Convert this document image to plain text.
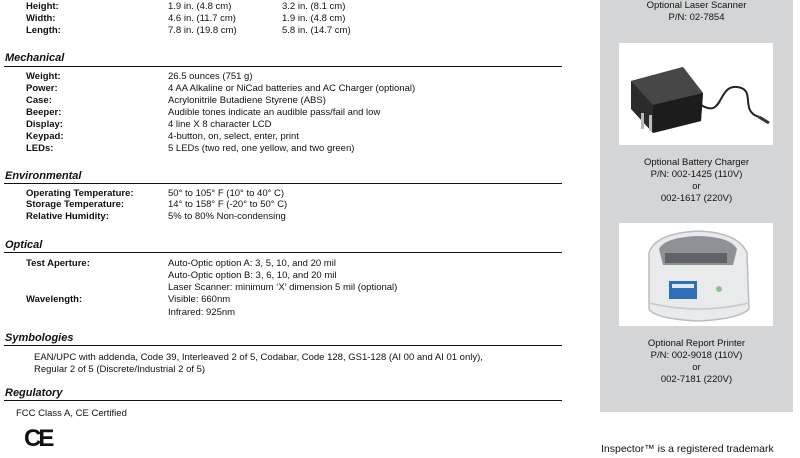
Height:	1.9 in. (4.8 cm)	3.2 in. (8.1 cm)
Width:	4.6 in. (11.7 cm)	1.9 in. (4.8 cm)
Length:	7.8 in. (19.8 cm)	5.8 in. (14.7 cm)
Mechanical
Weight:	26.5 ounces (751 g)
Power:	4 AA Alkaline or NiCad batteries and AC Charger (optional)
Case:	Acrylonitrile Butadiene Styrene (ABS)
Beeper:	Audible tones indicate an audible pass/fail and low
Display:	4 line X 8 character LCD
Keypad:	4-button, on, select, enter, print
LEDs:	5 LEDs (two red, one yellow, and two green)
Environmental
Operating Temperature:	50° to 105° F (10° to 40° C)
Storage Temperature:	14° to 158° F (-20° to 50° C)
Relative Humidity:	5% to 80% Non-condensing
Optical
Test Aperture:	Auto-Optic option A: 3, 5, 10, and 20 mil
Auto-Optic option B: 3, 6, 10, and 20 mil
Laser Scanner: minimum ‘X’ dimension 5 mil (optional)
Wavelength:	Visible: 660nm
Infrared: 925nm
Symbologies
EAN/UPC with addenda, Code 39, Interleaved 2 of 5, Codabar, Code 128, GS1-128 (AI 00 and AI 01 only),
Regular 2 of 5 (Discrete/Industrial 2 of 5)
Regulatory
FCC Class A, CE Certified
CE
Optional Laser Scanner
P/N: 02-7854
Optional Battery Charger
P/N: 002-1425 (110V)
or
002-1617 (220V)
Optional Report Printer
P/N: 002-9018 (110V)
or
002-7181 (220V)
Inspector™ is a registered trademark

### Problem statement
Each line in the records above should be reproduced exactly; images are not copied.

### Reply to the task
Convert this document image to plain text.
Height:	1.9 in. (4.8 cm)	3.2 in. (8.1 cm)
Width:	4.6 in. (11.7 cm)	1.9 in. (4.8 cm)
Length:	7.8 in. (19.8 cm)	5.8 in. (14.7 cm)
Mechanical
Weight:	26.5 ounces (751 g)
Power:	4 AA Alkaline or NiCad batteries and AC Charger (optional)
Case:	Acrylonitrile Butadiene Styrene (ABS)
Beeper:	Audible tones indicate an audible pass/fail and low
Display:	4 line X 8 character LCD
Keypad:	4-button, on, select, enter, print
LEDs:	5 LEDs (two red, one yellow, and two green)
Environmental
Operating Temperature:	50° to 105° F (10° to 40° C)
Storage Temperature:	14° to 158° F (-20° to 50° C)
Relative Humidity:	5% to 80% Non-condensing
Optical
Test Aperture:	Auto-Optic option A: 3, 5, 10, and 20 mil
Auto-Optic option B: 3, 6, 10, and 20 mil
Laser Scanner: minimum ‘X’ dimension 5 mil (optional)
Wavelength:	Visible: 660nm
Infrared: 925nm
Symbologies
EAN/UPC with addenda, Code 39, Interleaved 2 of 5, Codabar, Code 128, GS1-128 (AI 00 and AI 01 only),
Regular 2 of 5 (Discrete/Industrial 2 of 5)
Regulatory
FCC Class A, CE Certified
CE
Optional Laser Scanner
P/N: 02-7854
Optional Battery Charger
P/N: 002-1425 (110V)
or
002-1617 (220V)
Optional Report Printer
P/N: 002-9018 (110V)
or
002-7181 (220V)
Inspector™ is a registered trademark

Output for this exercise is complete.